■ SUPPLIED RECORDS
##############################
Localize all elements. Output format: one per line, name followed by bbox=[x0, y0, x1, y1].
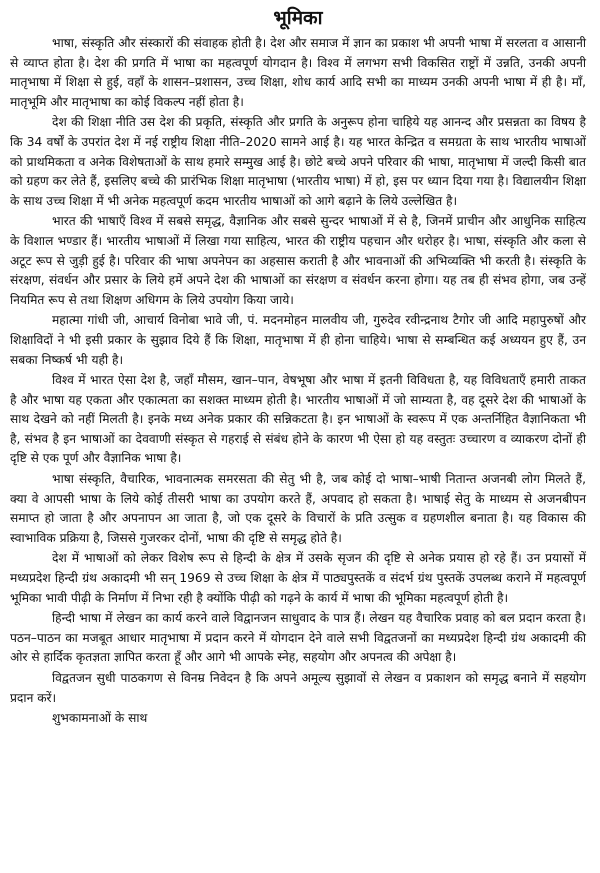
paragraph-diversity: विश्व में भारत ऐसा देश है, जहाँ मौसम, खान–पान, वेषभूषा और भाषा में इतनी विविधता है, यह विविधताएँ हमारी ताकत है और भाषा यह एकता और एकात्मता का सशक्त माध्यम होती है। भारतीय भाषाओं में जो साम्यता है, वह दूसरे देश की भाषाओं के साथ देखने को नहीं मिलती है। इनके मध्य अनेक प्रकार की सन्निकटता है। इन भाषाओं के स्वरूप में एक अन्तर्निहित वैज्ञानिकता भी है, संभव है इन भाषाओं का देववाणी संस्कृत से गहराई से संबंध होने के कारण भी ऐसा हो यह वस्तुतः उच्चारण व व्याकरण दोनों ही दृष्टि से एक पूर्ण और वैज्ञानिक भाषा है। bbox=[10, 373, 586, 466]
paragraph-education-policy: देश की शिक्षा नीति उस देश की प्रकृति, संस्कृति और प्रगति के अनुरूप होना चाहिये यह आनन्द और प्रसन्नता का विषय है कि 34 वर्षों के उपरांत देश में नई राष्ट्रीय शिक्षा नीति–2020 सामने आई है। यह भारत केन्द्रित व समग्रता के साथ भारतीय भाषाओं को प्राथमिकता व अनेक विशेषताओं के साथ हमारे सम्मुख आई है। छोटे बच्चे अपने परिवार की भाषा, मातृभाषा में जल्दी किसी बात को ग्रहण कर लेते हैं, इसलिए बच्चे की प्रारंभिक शिक्षा मातृभाषा (भारतीय भाषा) में हो, इस पर ध्यान दिया गया है। विद्यालयीन शिक्षा के साथ उच्च शिक्षा में भी अनेक महत्वपूर्ण कदम भारतीय भाषाओं को आगे बढ़ाने के लिये उल्लेखित है। bbox=[10, 115, 586, 208]
paragraph-granth-academy: देश में भाषाओं को लेकर विशेष रूप से हिन्दी के क्षेत्र में उसके सृजन की दृष्टि से अनेक प्रयास हो रहे हैं। उन प्रयासों में मध्यप्रदेश हिन्दी ग्रंथ अकादमी भी सन् 1969 से उच्च शिक्षा के क्षेत्र में पाठ्यपुस्तकें व संदर्भ ग्रंथ पुस्तकें उपलब्ध कराने में महत्वपूर्ण भूमिका भावी पीढ़ी के निर्माण में निभा रही है क्योंकि पीढ़ी को गढ़ने के कार्य में भाषा की भूमिका महत्वपूर्ण होती है। bbox=[10, 551, 586, 605]
paragraph-language-culture: भाषा, संस्कृति और संस्कारों की संवाहक होती है। देश और समाज में ज्ञान का प्रकाश भी अपनी भाषा में सरलता व आसानी से व्याप्त होता है। देश की प्रगति में भाषा का महत्वपूर्ण योगदान है। विश्व में लगभग सभी विकसित राष्ट्रों में उन्नति, उनकी अपनी मातृभाषा में शिक्षा से हुई, वहाँ के शासन–प्रशासन, उच्च शिक्षा, शोध कार्य आदि सभी का माध्यम उनकी अपनी भाषा में ही है। माँ, मातृभूमि और मातृभाषा का कोई विकल्प नहीं होता है। bbox=[10, 36, 586, 109]
paragraph-great-personalities: महात्मा गांधी जी, आचार्य विनोबा भावे जी, पं. मदनमोहन मालवीय जी, गुरुदेव रवीन्द्रनाथ टैगोर जी आदि महापुरुषों और शिक्षाविदों ने भी इसी प्रकार के सुझाव दिये हैं कि शिक्षा, मातृभाषा में ही होना चाहिये। भाषा से सम्बन्धित कई अध्ययन हुए हैं, उन सबका निष्कर्ष भी यही है। bbox=[10, 313, 586, 367]
paragraph-indian-languages: भारत की भाषाएँ विश्व में सबसे समृद्ध, वैज्ञानिक और सबसे सुन्दर भाषाओं में से है, जिनमें प्राचीन और आधुनिक साहित्य के विशाल भण्डार हैं। भारतीय भाषाओं में लिखा गया साहित्य, भारत की राष्ट्रीय पहचान और धरोहर है। भाषा, संस्कृति और कला से अटूट रूप से जुड़ी हुई है। परिवार की भाषा अपनेपन का अहसास कराती है और भावनाओं की अभिव्यक्ति भी करती है। संस्कृति के संरक्षण, संवर्धन और प्रसार के लिये हमें अपने देश की भाषाओं का संरक्षण व संवर्धन करना होगा। यह तब ही संभव होगा, जब उन्हें नियमित रूप से तथा शिक्षण अधिगम के लिये उपयोग किया जाये। bbox=[10, 214, 586, 307]
paragraph-language-bridge: भाषा संस्कृति, वैचारिक, भावनात्मक समरसता की सेतु भी है, जब कोई दो भाषा–भाषी नितान्त अजनबी लोग मिलते हैं, क्या वे आपसी भाषा के लिये कोई तीसरी भाषा का उपयोग करते हैं, अपवाद हो सकता है। भाषाई सेतु के माध्यम से अजनबीपन समाप्त हो जाता है और अपनापन आ जाता है, जो एक दूसरे के विचारों के प्रति उत्सुक व ग्रहणशील बनाता है। यह विकास की स्वाभाविक प्रक्रिया है, जिससे गुजरकर दोनों, भाषा की दृष्टि से समृद्ध होते है। bbox=[10, 472, 586, 545]
closing-line: शुभकामनाओं के साथ bbox=[52, 711, 148, 726]
paragraph-gratitude: हिन्दी भाषा में लेखन का कार्य करने वाले विद्वानजन साधुवाद के पात्र हैं। लेखन यह वैचारिक प्रवाह को बल प्रदान करता है। पठन–पाठन का मजबूत आधार मातृभाषा में प्रदान करने में योगदान देने वाले सभी विद्वतजनों का मध्यप्रदेश हिन्दी ग्रंथ अकादमी की ओर से हार्दिक कृतज्ञता ज्ञापित करता हूँ और आगे भी आपके स्नेह, सहयोग और अपनत्व की अपेक्षा है। bbox=[10, 611, 586, 665]
page-title: भूमिका bbox=[273, 7, 323, 29]
paragraph-request: विद्वतजन सुधी पाठकगण से विनम्र निवेदन है कि अपने अमूल्य सुझावों से लेखन व प्रकाशन को समृद्ध बनाने में सहयोग प्रदान करें। bbox=[10, 671, 586, 705]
##############################
■ WHAT YOU HAVE TO DO
Rewrite all the rows above with "page-title" changed to "heading" and everything else kept the same. Leave the pictures out.

■ FINAL RESULT
Localize all elements. Output format: one per line, name followed by bbox=[x0, y0, x1, y1].
paragraph-diversity: विश्व में भारत ऐसा देश है, जहाँ मौसम, खान–पान, वेषभूषा और भाषा में इतनी विविधता है, यह विविधताएँ हमारी ताकत है और भाषा यह एकता और एकात्मता का सशक्त माध्यम होती है। भारतीय भाषाओं में जो साम्यता है, वह दूसरे देश की भाषाओं के साथ देखने को नहीं मिलती है। इनके मध्य अनेक प्रकार की सन्निकटता है। इन भाषाओं के स्वरूप में एक अन्तर्निहित वैज्ञानिकता भी है, संभव है इन भाषाओं का देववाणी संस्कृत से गहराई से संबंध होने के कारण भी ऐसा हो यह वस्तुतः उच्चारण व व्याकरण दोनों ही दृष्टि से एक पूर्ण और वैज्ञानिक भाषा है। bbox=[10, 373, 586, 466]
paragraph-education-policy: देश की शिक्षा नीति उस देश की प्रकृति, संस्कृति और प्रगति के अनुरूप होना चाहिये यह आनन्द और प्रसन्नता का विषय है कि 34 वर्षों के उपरांत देश में नई राष्ट्रीय शिक्षा नीति–2020 सामने आई है। यह भारत केन्द्रित व समग्रता के साथ भारतीय भाषाओं को प्राथमिकता व अनेक विशेषताओं के साथ हमारे सम्मुख आई है। छोटे बच्चे अपने परिवार की भाषा, मातृभाषा में जल्दी किसी बात को ग्रहण कर लेते हैं, इसलिए बच्चे की प्रारंभिक शिक्षा मातृभाषा (भारतीय भाषा) में हो, इस पर ध्यान दिया गया है। विद्यालयीन शिक्षा के साथ उच्च शिक्षा में भी अनेक महत्वपूर्ण कदम भारतीय भाषाओं को आगे बढ़ाने के लिये उल्लेखित है। bbox=[10, 115, 586, 208]
paragraph-granth-academy: देश में भाषाओं को लेकर विशेष रूप से हिन्दी के क्षेत्र में उसके सृजन की दृष्टि से अनेक प्रयास हो रहे हैं। उन प्रयासों में मध्यप्रदेश हिन्दी ग्रंथ अकादमी भी सन् 1969 से उच्च शिक्षा के क्षेत्र में पाठ्यपुस्तकें व संदर्भ ग्रंथ पुस्तकें उपलब्ध कराने में महत्वपूर्ण भूमिका भावी पीढ़ी के निर्माण में निभा रही है क्योंकि पीढ़ी को गढ़ने के कार्य में भाषा की भूमिका महत्वपूर्ण होती है। bbox=[10, 551, 586, 605]
paragraph-language-culture: भाषा, संस्कृति और संस्कारों की संवाहक होती है। देश और समाज में ज्ञान का प्रकाश भी अपनी भाषा में सरलता व आसानी से व्याप्त होता है। देश की प्रगति में भाषा का महत्वपूर्ण योगदान है। विश्व में लगभग सभी विकसित राष्ट्रों में उन्नति, उनकी अपनी मातृभाषा में शिक्षा से हुई, वहाँ के शासन–प्रशासन, उच्च शिक्षा, शोध कार्य आदि सभी का माध्यम उनकी अपनी भाषा में ही है। माँ, मातृभूमि और मातृभाषा का कोई विकल्प नहीं होता है। bbox=[10, 36, 586, 109]
paragraph-great-personalities: महात्मा गांधी जी, आचार्य विनोबा भावे जी, पं. मदनमोहन मालवीय जी, गुरुदेव रवीन्द्रनाथ टैगोर जी आदि महापुरुषों और शिक्षाविदों ने भी इसी प्रकार के सुझाव दिये हैं कि शिक्षा, मातृभाषा में ही होना चाहिये। भाषा से सम्बन्धित कई अध्ययन हुए हैं, उन सबका निष्कर्ष भी यही है। bbox=[10, 313, 586, 367]
paragraph-indian-languages: भारत की भाषाएँ विश्व में सबसे समृद्ध, वैज्ञानिक और सबसे सुन्दर भाषाओं में से है, जिनमें प्राचीन और आधुनिक साहित्य के विशाल भण्डार हैं। भारतीय भाषाओं में लिखा गया साहित्य, भारत की राष्ट्रीय पहचान और धरोहर है। भाषा, संस्कृति और कला से अटूट रूप से जुड़ी हुई है। परिवार की भाषा अपनेपन का अहसास कराती है और भावनाओं की अभिव्यक्ति भी करती है। संस्कृति के संरक्षण, संवर्धन और प्रसार के लिये हमें अपने देश की भाषाओं का संरक्षण व संवर्धन करना होगा। यह तब ही संभव होगा, जब उन्हें नियमित रूप से तथा शिक्षण अधिगम के लिये उपयोग किया जाये। bbox=[10, 214, 586, 307]
paragraph-language-bridge: भाषा संस्कृति, वैचारिक, भावनात्मक समरसता की सेतु भी है, जब कोई दो भाषा–भाषी नितान्त अजनबी लोग मिलते हैं, क्या वे आपसी भाषा के लिये कोई तीसरी भाषा का उपयोग करते हैं, अपवाद हो सकता है। भाषाई सेतु के माध्यम से अजनबीपन समाप्त हो जाता है और अपनापन आ जाता है, जो एक दूसरे के विचारों के प्रति उत्सुक व ग्रहणशील बनाता है। यह विकास की स्वाभाविक प्रक्रिया है, जिससे गुजरकर दोनों, भाषा की दृष्टि से समृद्ध होते है। bbox=[10, 472, 586, 545]
closing-line: शुभकामनाओं के साथ bbox=[52, 711, 148, 726]
paragraph-gratitude: हिन्दी भाषा में लेखन का कार्य करने वाले विद्वानजन साधुवाद के पात्र हैं। लेखन यह वैचारिक प्रवाह को बल प्रदान करता है। पठन–पाठन का मजबूत आधार मातृभाषा में प्रदान करने में योगदान देने वाले सभी विद्वतजनों का मध्यप्रदेश हिन्दी ग्रंथ अकादमी की ओर से हार्दिक कृतज्ञता ज्ञापित करता हूँ और आगे भी आपके स्नेह, सहयोग और अपनत्व की अपेक्षा है। bbox=[10, 611, 586, 665]
heading: भूमिका bbox=[273, 7, 323, 29]
paragraph-request: विद्वतजन सुधी पाठकगण से विनम्र निवेदन है कि अपने अमूल्य सुझावों से लेखन व प्रकाशन को समृद्ध बनाने में सहयोग प्रदान करें। bbox=[10, 671, 586, 705]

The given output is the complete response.